EXERCISE DIRECTIONS: All of the material should be reproduced exactly, with pictures left out.

SUPPLIED MATERIAL:
------------------------
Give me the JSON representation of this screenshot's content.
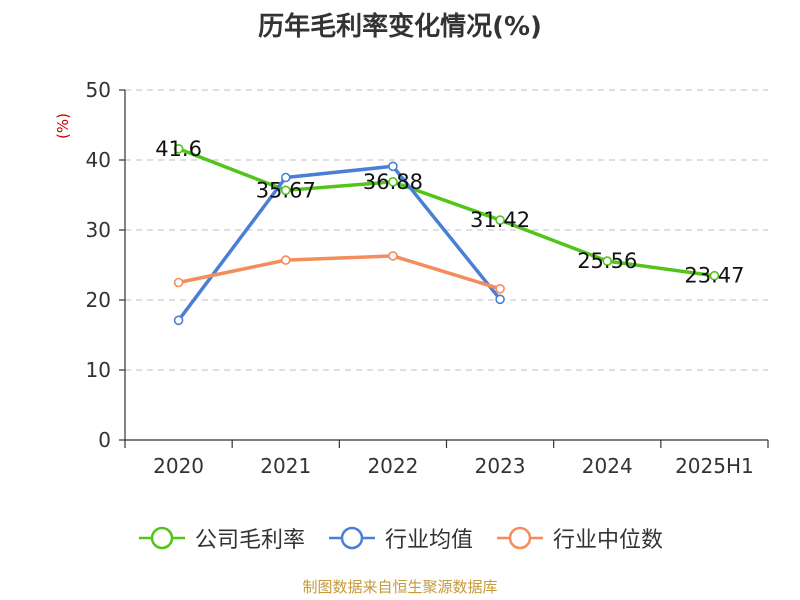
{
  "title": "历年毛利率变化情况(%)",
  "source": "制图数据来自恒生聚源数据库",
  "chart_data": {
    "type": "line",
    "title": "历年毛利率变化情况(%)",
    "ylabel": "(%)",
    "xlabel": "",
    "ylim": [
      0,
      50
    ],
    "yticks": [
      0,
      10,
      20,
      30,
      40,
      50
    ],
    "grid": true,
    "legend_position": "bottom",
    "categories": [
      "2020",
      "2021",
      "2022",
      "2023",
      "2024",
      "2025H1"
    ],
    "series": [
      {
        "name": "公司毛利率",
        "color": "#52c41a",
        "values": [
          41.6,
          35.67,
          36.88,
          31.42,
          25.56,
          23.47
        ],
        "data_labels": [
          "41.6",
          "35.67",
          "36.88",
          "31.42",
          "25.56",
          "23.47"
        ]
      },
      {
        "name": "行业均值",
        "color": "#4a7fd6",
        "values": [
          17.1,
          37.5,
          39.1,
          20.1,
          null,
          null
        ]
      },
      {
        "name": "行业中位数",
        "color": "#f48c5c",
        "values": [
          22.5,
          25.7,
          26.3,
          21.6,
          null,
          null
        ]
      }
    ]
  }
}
------------------------
RESPONSE TO THE TASK:
Give me the JSON representation of this screenshot's content.
{
  "title": "历年毛利率变化情况(%)",
  "source": "制图数据来自恒生聚源数据库",
  "chart_data": {
    "type": "line",
    "title": "历年毛利率变化情况(%)",
    "ylabel": "(%)",
    "xlabel": "",
    "ylim": [
      0,
      50
    ],
    "yticks": [
      0,
      10,
      20,
      30,
      40,
      50
    ],
    "grid": true,
    "legend_position": "bottom",
    "categories": [
      "2020",
      "2021",
      "2022",
      "2023",
      "2024",
      "2025H1"
    ],
    "series": [
      {
        "name": "公司毛利率",
        "color": "#52c41a",
        "values": [
          41.6,
          35.67,
          36.88,
          31.42,
          25.56,
          23.47
        ],
        "data_labels": [
          "41.6",
          "35.67",
          "36.88",
          "31.42",
          "25.56",
          "23.47"
        ]
      },
      {
        "name": "行业均值",
        "color": "#4a7fd6",
        "values": [
          17.1,
          37.5,
          39.1,
          20.1,
          null,
          null
        ]
      },
      {
        "name": "行业中位数",
        "color": "#f48c5c",
        "values": [
          22.5,
          25.7,
          26.3,
          21.6,
          null,
          null
        ]
      }
    ]
  }
}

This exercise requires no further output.